Input rows »
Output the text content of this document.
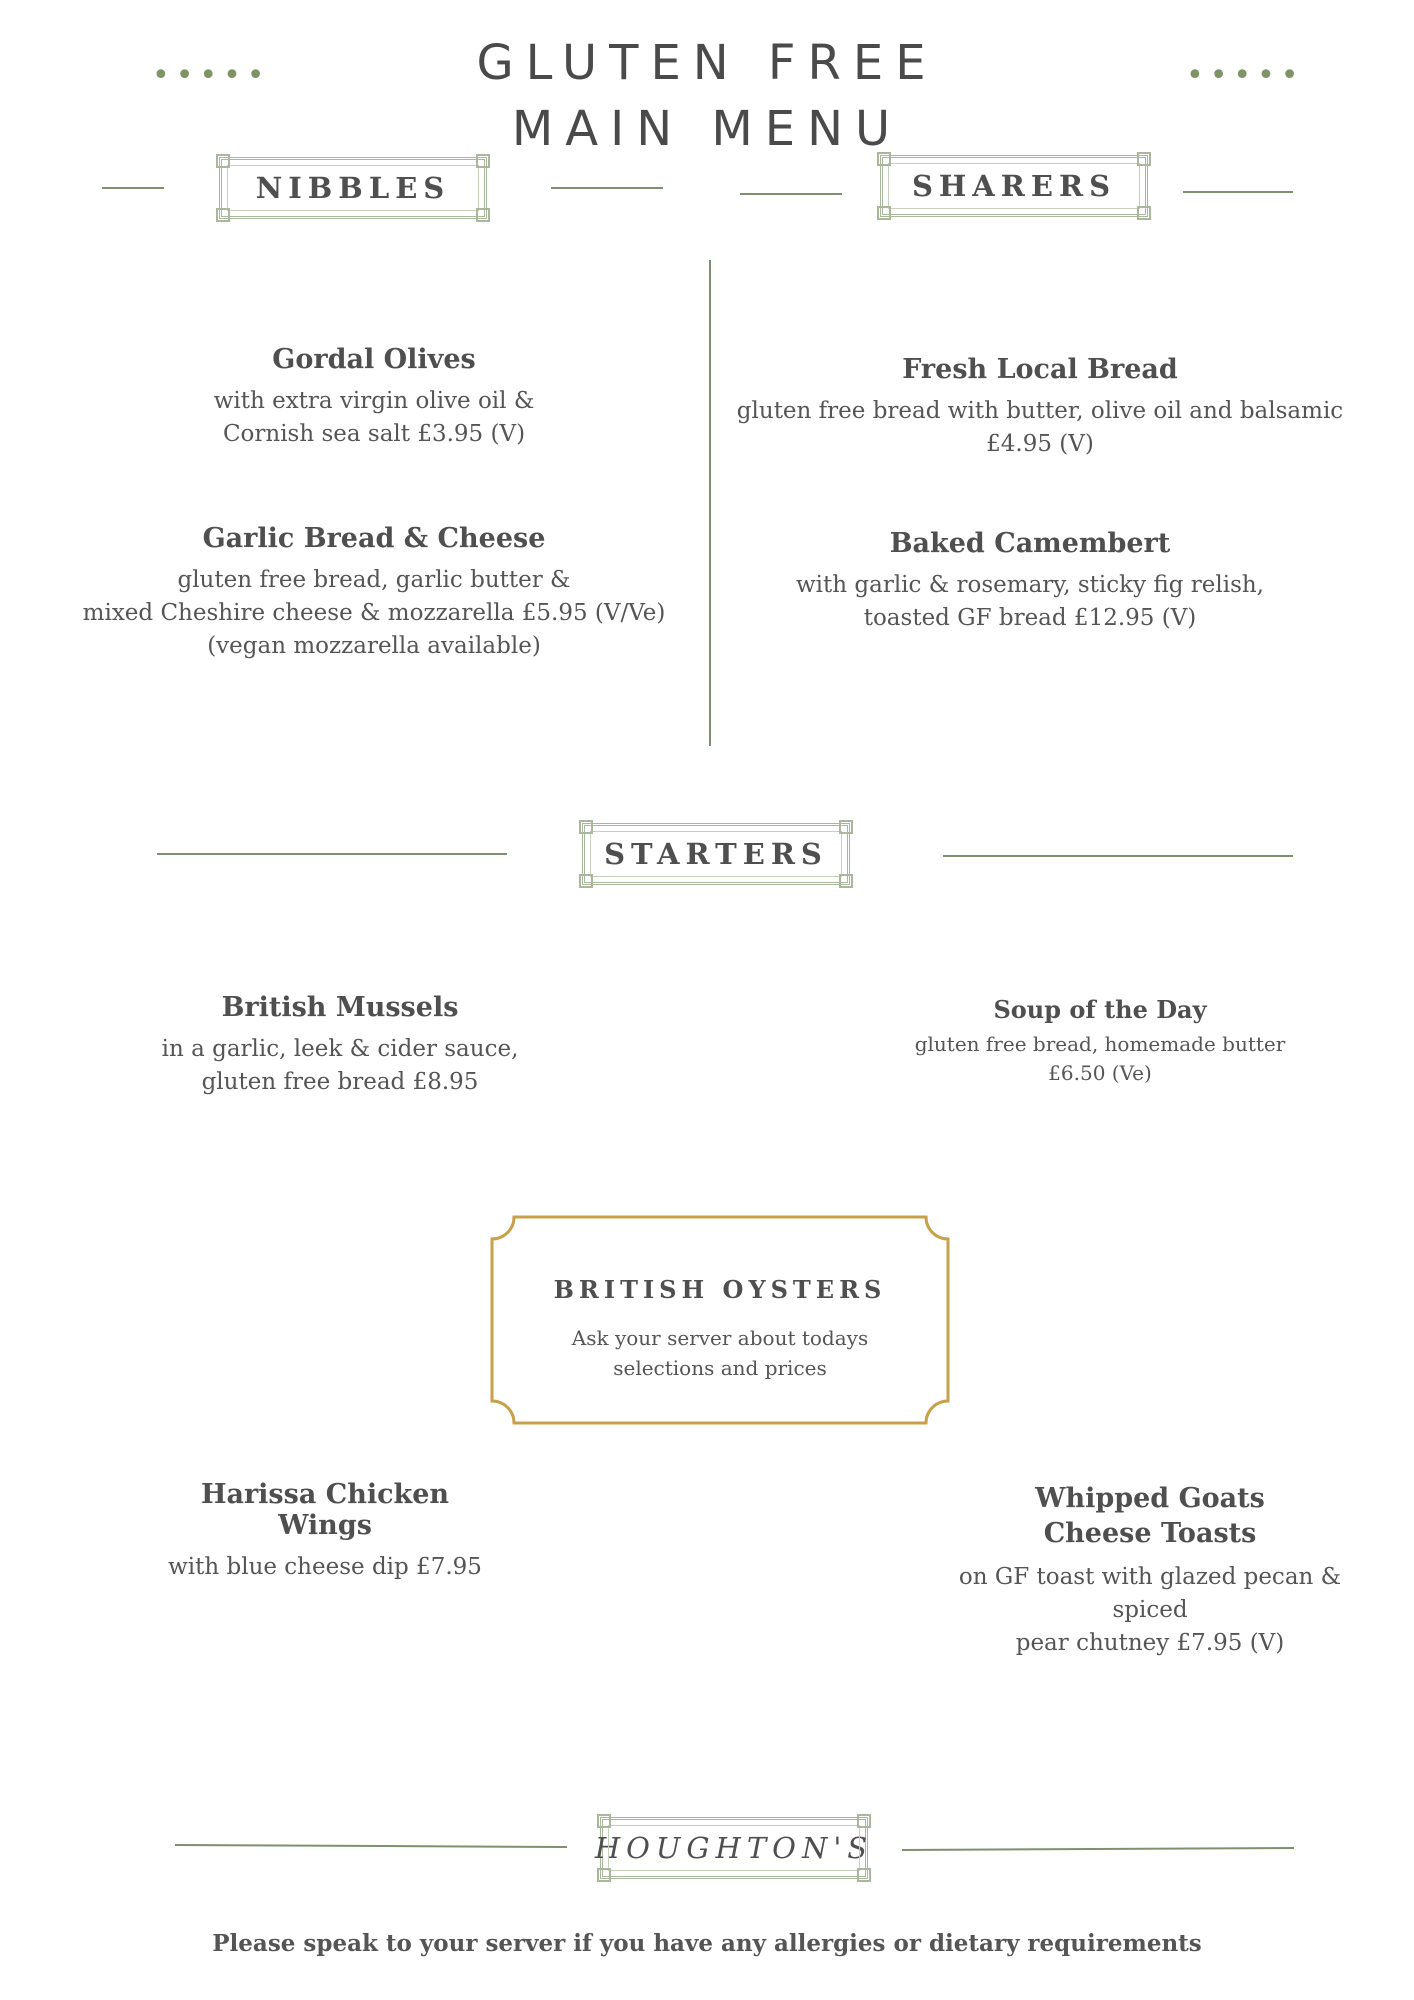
•••••	•••••
GLUTEN FREE
MAIN MENU
NIBBLES	SHARERS
Gordal Olives
with extra virgin olive oil &
Cornish sea salt £3.95 (V)
Garlic Bread & Cheese
gluten free bread, garlic butter &
mixed Cheshire cheese & mozzarella £5.95 (V/Ve)
(vegan mozzarella available)
Fresh Local Bread
gluten free bread with butter, olive oil and balsamic
£4.95 (V)
Baked Camembert
with garlic & rosemary, sticky fig relish,
toasted GF bread £12.95 (V)
STARTERS
British Mussels
in a garlic, leek & cider sauce,
gluten free bread £8.95
Soup of the Day
gluten free bread, homemade butter
£6.50 (Ve)
BRITISH OYSTERS
Ask your server about todays
selections and prices
Harissa Chicken Wings
with blue cheese dip £7.95
Whipped Goats
Cheese Toasts
on GF toast with glazed pecan & spiced
pear chutney £7.95 (V)
HOUGHTON'S
Please speak to your server if you have any allergies or dietary requirements
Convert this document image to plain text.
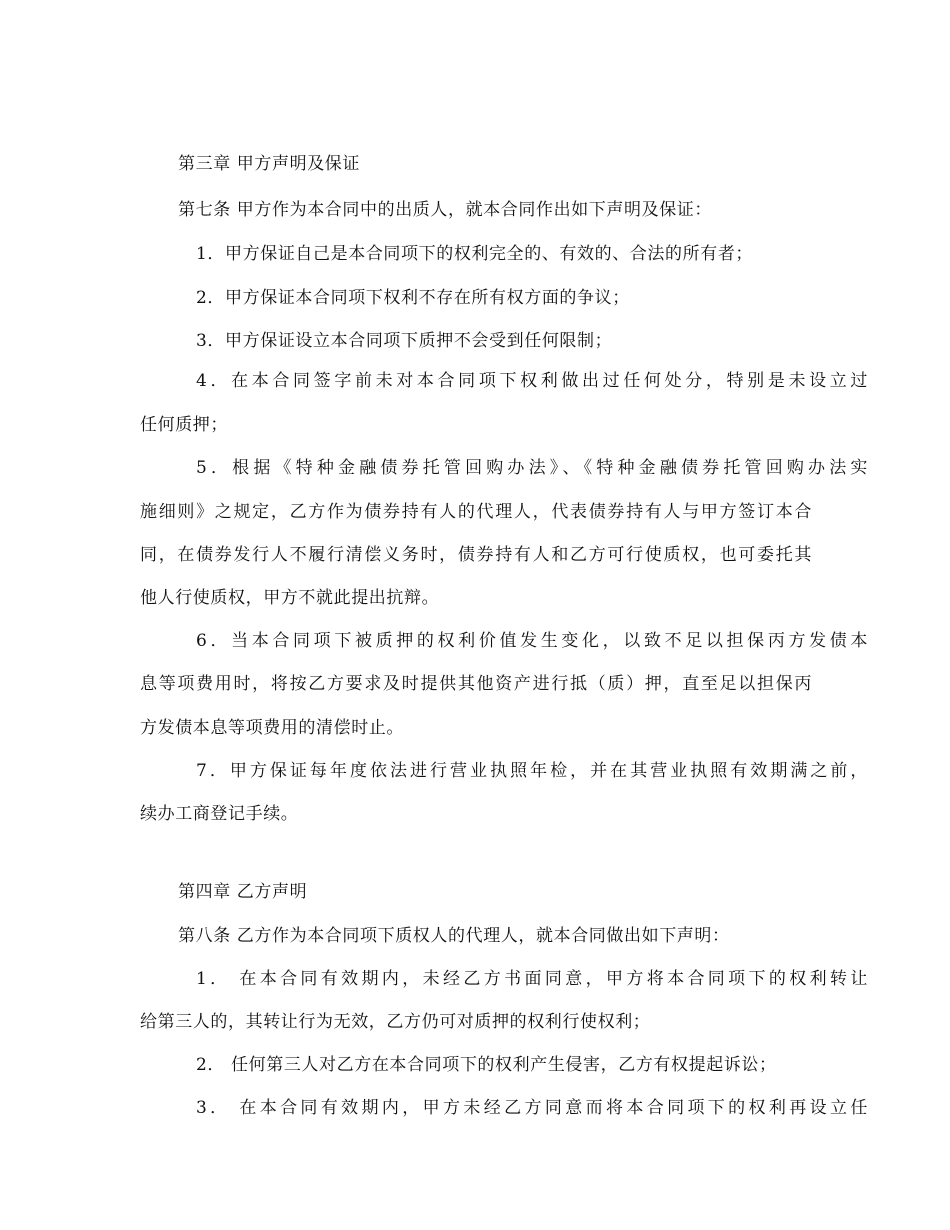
第三章 甲方声明及保证
第七条 甲方作为本合同中的出质人，就本合同作出如下声明及保证：
1．甲方保证自己是本合同项下的权利完全的、有效的、合法的所有者；
2．甲方保证本合同项下权利不存在所有权方面的争议；
3．甲方保证设立本合同项下质押不会受到任何限制；
4．在本合同签字前未对本合同项下权利做出过任何处分，特别是未设立过
任何质押；
5．根据《特种金融债券托管回购办法》、《特种金融债券托管回购办法实
施细则》之规定，乙方作为债券持有人的代理人，代表债券持有人与甲方签订本合
同，在债券发行人不履行清偿义务时，债券持有人和乙方可行使质权，也可委托其
他人行使质权，甲方不就此提出抗辩。
6．当本合同项下被质押的权利价值发生变化，以致不足以担保丙方发债本
息等项费用时，将按乙方要求及时提供其他资产进行抵（质）押，直至足以担保丙
方发债本息等项费用的清偿时止。
7．甲方保证每年度依法进行营业执照年检，并在其营业执照有效期满之前，
续办工商登记手续。
第四章 乙方声明
第八条 乙方作为本合同项下质权人的代理人，就本合同做出如下声明：
1． 在本合同有效期内，未经乙方书面同意，甲方将本合同项下的权利转让
给第三人的，其转让行为无效，乙方仍可对质押的权利行使权利；
2． 任何第三人对乙方在本合同项下的权利产生侵害，乙方有权提起诉讼；
3． 在本合同有效期内，甲方未经乙方同意而将本合同项下的权利再设立任
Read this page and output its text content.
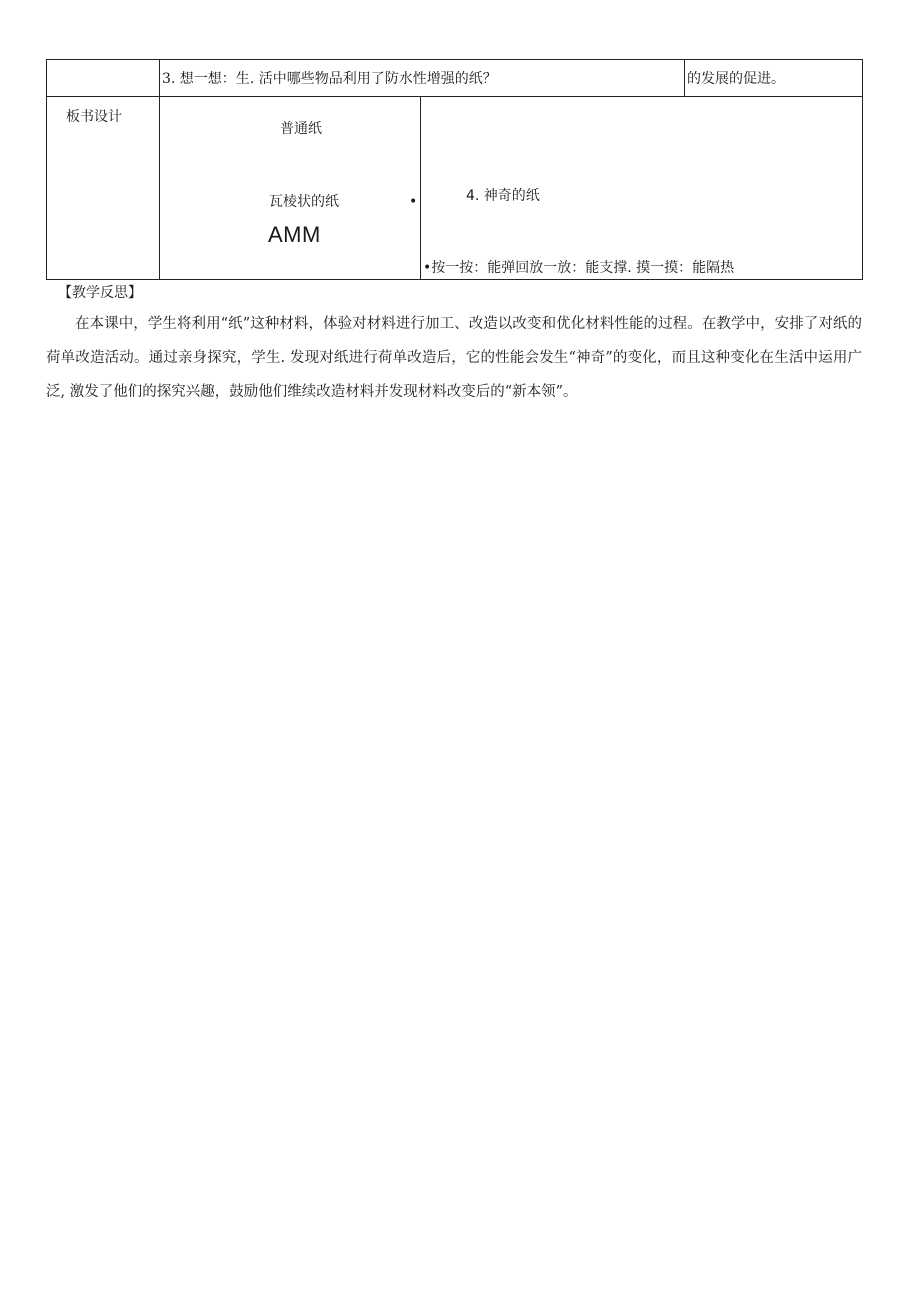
3. 想一想：生. 活中哪些物品利用了防水性增强的纸？	的发展的促进。
板书设计
普通纸
瓦棱状的纸	•
AMM
4. 神奇的纸
•按一按：能弹回放一放：能支撑. 摸一摸：能隔热
【教学反思】
在本课中，学生将利用“纸”这种材料，体验对材料进行加工、改造以改变和优化材料性能的过程。在教学中，安排了对纸的荷单改造活动。通过亲身探究，学生. 发现对纸进行荷单改造后，它的性能会发生“神奇”的变化，而且这种变化在生活中运用广泛, 激发了他们的探究兴趣，鼓励他们维续改造材料并发现材料改变后的“新本领”。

Set problem »
Pull out all lines containing "this".

Correct result »
Output the text content of this document.
Convert this document image to plain text.
Read this page and output its text content.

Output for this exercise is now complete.